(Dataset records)
______________________________
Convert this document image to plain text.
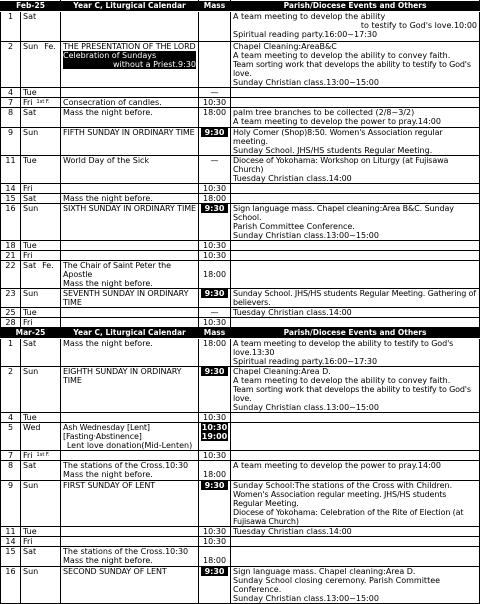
Feb-25		Year C, Liturgical Calendar	Mass	Parish/Diocese Events and Others
1	Sat			A team meeting to develop the ability
to testify to God's love.10:00
Spiritual reading party.16:00~17:30

2	Sun Fe.	THE PRESENTATION OF THE LORD
Celebration of Sundays
without a Priest.9:30		Chapel Cleaning:AreaB&C
A team meeting to develop the ability to convey faith.
Team sorting work that develops the ability to testify to God's love.
Sunday Christian class.13:00~15:00

4	Tue		—	

7	Fri $^{1st F.}$	Consecration of candles.	10:30	

8	Sat	Mass the night before.	18:00	palm tree branches to be collected (2/8~3/2)
A team meeting to develop the power to pray.14:00

9	Sun	FIFTH SUNDAY IN ORDINARY TIME	9:30	Holy Comer (Shop)8:50. Women's Association regular meeting.
Sunday School. JHS/HS students Regular Meeting.

11	Tue	World Day of the Sick	—	Diocese of Yokohama: Workshop on Liturgy (at Fujisawa Church)
Tuesday Christian class.14:00

14	Fri		10:30	

15	Sat	Mass the night before.	18:00	

16	Sun	SIXTH SUNDAY IN ORDINARY TIME	9:30	Sign language mass. Chapel cleaning:Area B&C. Sunday School.
Parish Committee Conference.
Sunday Christian class.13:00~15:00

18	Tue		10:30	

21	Fri		10:30	

22	Sat Fe.	The Chair of Saint Peter the Apostle
Mass the night before.	18:00	

23	Sun	SEVENTH SUNDAY IN ORDINARY TIME	9:30	Sunday School. JHS/HS students Regular Meeting. Gathering of believers.

25	Tue		—	Tuesday Christian class.14:00

28	Fri		10:30	

Mar-25		Year C, Liturgical Calendar	Mass	Parish/Diocese Events and Others
1	Sat	Mass the night before.	18:00	A team meeting to develop the ability to testify to God's love.13:30
Spiritual reading party.16:00~17:30

2	Sun	EIGHTH SUNDAY IN ORDINARY TIME	9:30	Chapel Cleaning:Area D.
A team meeting to develop the ability to convey faith.
Team sorting work that develops the ability to testify to God's love.
Sunday Christian class.13:00~15:00

4	Tue		10:30	

5	Wed	Ash Wednesday [Lent] [Fasting·Abstinence]
Lent love donation(Mid-Lenten)	10:30
19:00	

7	Fri $^{1st F.}$		10:30	

8	Sat	The stations of the Cross.10:30
Mass the night before.	18:00	A team meeting to develop the power to pray.14:00

9	Sun	FIRST SUNDAY OF LENT	9:30	Sunday School:The stations of the Cross with Children.
Women's Association regular meeting. JHS/HS students Regular Meeting.
Diocese of Yokohama: Celebration of the Rite of Election (at Fujisawa Church)

11	Tue		10:30	Tuesday Christian class.14:00

14	Fri		10:30	

15	Sat	The stations of the Cross.10:30
Mass the night before.	18:00	

16	Sun	SECOND SUNDAY OF LENT	9:30	Sign language mass. Chapel cleaning:Area D.
Sunday School closing ceremony. Parish Committee Conference.
Sunday Christian class.13:00~15:00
______________________________
● **Exercise brief**: From the listing above, print every entry precisely and drop the pictures.

● **Output of the task**:
Convert this document image to plain text.
Feb-25		Year C, Liturgical Calendar	Mass	Parish/Diocese Events and Others
1	Sat			A team meeting to develop the ability
to testify to God's love.10:00
Spiritual reading party.16:00~17:30

2	Sun Fe.	THE PRESENTATION OF THE LORD
Celebration of Sundays
without a Priest.9:30		Chapel Cleaning:AreaB&C
A team meeting to develop the ability to convey faith.
Team sorting work that develops the ability to testify to God's love.
Sunday Christian class.13:00~15:00

4	Tue		—	

7	Fri $^{1st F.}$	Consecration of candles.	10:30	

8	Sat	Mass the night before.	18:00	palm tree branches to be collected (2/8~3/2)
A team meeting to develop the power to pray.14:00

9	Sun	FIFTH SUNDAY IN ORDINARY TIME	9:30	Holy Comer (Shop)8:50. Women's Association regular meeting.
Sunday School. JHS/HS students Regular Meeting.

11	Tue	World Day of the Sick	—	Diocese of Yokohama: Workshop on Liturgy (at Fujisawa Church)
Tuesday Christian class.14:00

14	Fri		10:30	

15	Sat	Mass the night before.	18:00	

16	Sun	SIXTH SUNDAY IN ORDINARY TIME	9:30	Sign language mass. Chapel cleaning:Area B&C. Sunday School.
Parish Committee Conference.
Sunday Christian class.13:00~15:00

18	Tue		10:30	

21	Fri		10:30	

22	Sat Fe.	The Chair of Saint Peter the Apostle
Mass the night before.	18:00	

23	Sun	SEVENTH SUNDAY IN ORDINARY TIME	9:30	Sunday School. JHS/HS students Regular Meeting. Gathering of believers.

25	Tue		—	Tuesday Christian class.14:00

28	Fri		10:30	

Mar-25		Year C, Liturgical Calendar	Mass	Parish/Diocese Events and Others
1	Sat	Mass the night before.	18:00	A team meeting to develop the ability to testify to God's love.13:30
Spiritual reading party.16:00~17:30

2	Sun	EIGHTH SUNDAY IN ORDINARY TIME	9:30	Chapel Cleaning:Area D.
A team meeting to develop the ability to convey faith.
Team sorting work that develops the ability to testify to God's love.
Sunday Christian class.13:00~15:00

4	Tue		10:30	

5	Wed	Ash Wednesday [Lent] [Fasting·Abstinence]
Lent love donation(Mid-Lenten)	10:30
19:00	

7	Fri $^{1st F.}$		10:30	

8	Sat	The stations of the Cross.10:30
Mass the night before.	18:00	A team meeting to develop the power to pray.14:00

9	Sun	FIRST SUNDAY OF LENT	9:30	Sunday School:The stations of the Cross with Children.
Women's Association regular meeting. JHS/HS students Regular Meeting.
Diocese of Yokohama: Celebration of the Rite of Election (at Fujisawa Church)

11	Tue		10:30	Tuesday Christian class.14:00

14	Fri		10:30	

15	Sat	The stations of the Cross.10:30
Mass the night before.	18:00	

16	Sun	SECOND SUNDAY OF LENT	9:30	Sign language mass. Chapel cleaning:Area D.
Sunday School closing ceremony. Parish Committee Conference.
Sunday Christian class.13:00~15:00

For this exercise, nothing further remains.